DIRECTIVE: In the material below, find how many lines contain the string "กระด". Write only that number.

WORKING DATA:
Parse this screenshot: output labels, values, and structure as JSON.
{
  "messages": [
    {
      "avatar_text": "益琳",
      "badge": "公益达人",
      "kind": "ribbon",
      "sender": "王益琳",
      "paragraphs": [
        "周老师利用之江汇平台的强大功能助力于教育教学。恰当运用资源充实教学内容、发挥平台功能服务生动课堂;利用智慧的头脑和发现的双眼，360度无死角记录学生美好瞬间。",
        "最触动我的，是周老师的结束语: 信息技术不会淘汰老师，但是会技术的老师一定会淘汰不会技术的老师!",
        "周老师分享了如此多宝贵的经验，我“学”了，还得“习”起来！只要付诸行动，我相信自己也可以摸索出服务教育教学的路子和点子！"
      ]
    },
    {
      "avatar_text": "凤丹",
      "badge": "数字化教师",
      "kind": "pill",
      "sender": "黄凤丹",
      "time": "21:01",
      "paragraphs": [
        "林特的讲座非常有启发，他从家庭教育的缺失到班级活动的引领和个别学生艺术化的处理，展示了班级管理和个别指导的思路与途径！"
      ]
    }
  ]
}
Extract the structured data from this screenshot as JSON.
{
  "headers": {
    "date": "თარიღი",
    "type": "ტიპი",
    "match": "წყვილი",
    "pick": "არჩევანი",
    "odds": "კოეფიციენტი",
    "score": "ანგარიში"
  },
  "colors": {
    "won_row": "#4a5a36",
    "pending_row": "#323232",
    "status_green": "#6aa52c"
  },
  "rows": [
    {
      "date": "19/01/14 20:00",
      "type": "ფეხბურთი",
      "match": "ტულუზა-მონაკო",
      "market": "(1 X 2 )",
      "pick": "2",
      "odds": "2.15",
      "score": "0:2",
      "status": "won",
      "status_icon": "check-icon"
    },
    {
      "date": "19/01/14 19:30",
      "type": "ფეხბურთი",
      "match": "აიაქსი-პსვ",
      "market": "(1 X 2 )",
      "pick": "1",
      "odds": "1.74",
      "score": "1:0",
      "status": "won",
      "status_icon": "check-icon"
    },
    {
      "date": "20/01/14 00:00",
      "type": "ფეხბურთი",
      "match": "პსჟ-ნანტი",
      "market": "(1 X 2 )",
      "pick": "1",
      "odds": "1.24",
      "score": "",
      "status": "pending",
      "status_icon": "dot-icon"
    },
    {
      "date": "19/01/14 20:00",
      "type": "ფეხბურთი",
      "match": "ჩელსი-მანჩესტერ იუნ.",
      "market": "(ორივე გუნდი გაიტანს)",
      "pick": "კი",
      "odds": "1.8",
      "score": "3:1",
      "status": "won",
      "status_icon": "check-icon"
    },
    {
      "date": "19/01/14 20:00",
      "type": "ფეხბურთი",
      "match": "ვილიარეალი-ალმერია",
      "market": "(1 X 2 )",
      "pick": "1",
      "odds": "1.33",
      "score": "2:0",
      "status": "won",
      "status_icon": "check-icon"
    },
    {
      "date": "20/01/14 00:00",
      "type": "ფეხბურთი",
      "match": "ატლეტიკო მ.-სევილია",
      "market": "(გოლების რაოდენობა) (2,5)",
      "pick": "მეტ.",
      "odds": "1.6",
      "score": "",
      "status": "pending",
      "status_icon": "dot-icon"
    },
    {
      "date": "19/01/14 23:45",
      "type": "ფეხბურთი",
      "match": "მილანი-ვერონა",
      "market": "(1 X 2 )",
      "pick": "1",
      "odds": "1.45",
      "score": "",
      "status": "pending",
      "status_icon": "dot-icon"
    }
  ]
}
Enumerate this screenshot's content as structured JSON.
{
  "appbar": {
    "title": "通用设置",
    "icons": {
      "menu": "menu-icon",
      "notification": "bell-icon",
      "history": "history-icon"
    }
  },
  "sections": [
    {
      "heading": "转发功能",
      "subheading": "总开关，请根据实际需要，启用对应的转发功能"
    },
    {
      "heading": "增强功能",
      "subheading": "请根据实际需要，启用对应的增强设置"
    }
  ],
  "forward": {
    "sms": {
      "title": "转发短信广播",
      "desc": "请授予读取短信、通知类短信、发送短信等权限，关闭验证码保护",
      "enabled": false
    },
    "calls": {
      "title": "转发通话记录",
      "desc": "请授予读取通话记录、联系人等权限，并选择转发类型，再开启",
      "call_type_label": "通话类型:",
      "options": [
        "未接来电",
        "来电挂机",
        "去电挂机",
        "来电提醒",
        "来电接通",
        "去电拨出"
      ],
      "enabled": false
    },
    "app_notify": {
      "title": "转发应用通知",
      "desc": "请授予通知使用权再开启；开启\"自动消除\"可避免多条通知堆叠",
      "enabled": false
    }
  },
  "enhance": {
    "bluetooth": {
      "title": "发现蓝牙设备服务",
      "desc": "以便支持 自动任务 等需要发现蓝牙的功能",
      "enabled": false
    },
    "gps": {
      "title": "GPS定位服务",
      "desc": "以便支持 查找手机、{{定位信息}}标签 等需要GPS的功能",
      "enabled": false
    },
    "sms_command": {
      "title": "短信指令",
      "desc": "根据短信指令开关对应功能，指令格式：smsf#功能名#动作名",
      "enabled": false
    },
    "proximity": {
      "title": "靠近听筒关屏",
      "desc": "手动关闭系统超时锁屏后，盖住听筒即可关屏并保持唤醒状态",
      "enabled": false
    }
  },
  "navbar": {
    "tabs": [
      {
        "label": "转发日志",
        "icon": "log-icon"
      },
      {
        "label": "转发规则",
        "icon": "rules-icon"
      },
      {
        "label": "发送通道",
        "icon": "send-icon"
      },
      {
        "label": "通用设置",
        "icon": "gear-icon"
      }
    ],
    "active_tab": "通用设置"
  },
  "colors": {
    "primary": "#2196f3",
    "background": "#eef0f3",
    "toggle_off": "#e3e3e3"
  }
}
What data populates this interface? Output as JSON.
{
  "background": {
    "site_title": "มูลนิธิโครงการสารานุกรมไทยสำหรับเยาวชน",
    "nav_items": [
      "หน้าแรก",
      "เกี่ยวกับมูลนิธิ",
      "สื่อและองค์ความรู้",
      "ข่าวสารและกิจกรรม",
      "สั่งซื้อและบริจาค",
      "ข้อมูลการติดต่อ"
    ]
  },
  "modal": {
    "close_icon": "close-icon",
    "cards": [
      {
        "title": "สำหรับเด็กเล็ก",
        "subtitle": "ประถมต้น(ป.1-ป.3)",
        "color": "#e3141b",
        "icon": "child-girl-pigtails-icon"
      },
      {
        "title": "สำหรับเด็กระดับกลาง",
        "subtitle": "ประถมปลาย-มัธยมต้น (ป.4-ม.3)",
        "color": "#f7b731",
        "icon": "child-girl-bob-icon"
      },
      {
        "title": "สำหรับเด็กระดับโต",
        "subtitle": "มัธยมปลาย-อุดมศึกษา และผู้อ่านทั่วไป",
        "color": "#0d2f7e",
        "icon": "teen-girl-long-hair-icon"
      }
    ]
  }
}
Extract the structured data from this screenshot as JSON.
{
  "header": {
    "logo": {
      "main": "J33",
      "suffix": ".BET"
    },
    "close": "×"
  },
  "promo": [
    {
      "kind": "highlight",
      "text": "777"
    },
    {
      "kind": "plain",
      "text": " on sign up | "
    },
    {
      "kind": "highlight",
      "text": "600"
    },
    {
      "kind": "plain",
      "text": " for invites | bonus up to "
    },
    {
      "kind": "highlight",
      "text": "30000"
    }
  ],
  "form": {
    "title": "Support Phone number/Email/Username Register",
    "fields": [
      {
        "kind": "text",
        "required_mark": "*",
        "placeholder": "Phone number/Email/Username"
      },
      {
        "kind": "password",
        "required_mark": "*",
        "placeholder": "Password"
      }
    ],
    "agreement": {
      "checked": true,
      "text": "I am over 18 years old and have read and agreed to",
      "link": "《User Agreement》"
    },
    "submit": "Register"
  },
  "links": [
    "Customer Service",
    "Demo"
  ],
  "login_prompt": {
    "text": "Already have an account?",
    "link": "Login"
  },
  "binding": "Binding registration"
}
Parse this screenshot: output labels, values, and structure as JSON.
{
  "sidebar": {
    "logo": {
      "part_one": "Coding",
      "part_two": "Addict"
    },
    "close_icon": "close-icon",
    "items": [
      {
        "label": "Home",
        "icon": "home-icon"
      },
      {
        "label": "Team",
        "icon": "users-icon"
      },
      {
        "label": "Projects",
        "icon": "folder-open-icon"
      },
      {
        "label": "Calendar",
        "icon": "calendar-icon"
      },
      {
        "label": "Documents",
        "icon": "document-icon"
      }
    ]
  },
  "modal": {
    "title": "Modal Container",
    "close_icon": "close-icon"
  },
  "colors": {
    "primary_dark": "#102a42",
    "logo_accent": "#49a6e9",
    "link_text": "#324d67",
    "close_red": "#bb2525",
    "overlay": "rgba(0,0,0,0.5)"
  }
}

FINISHED TASK: 2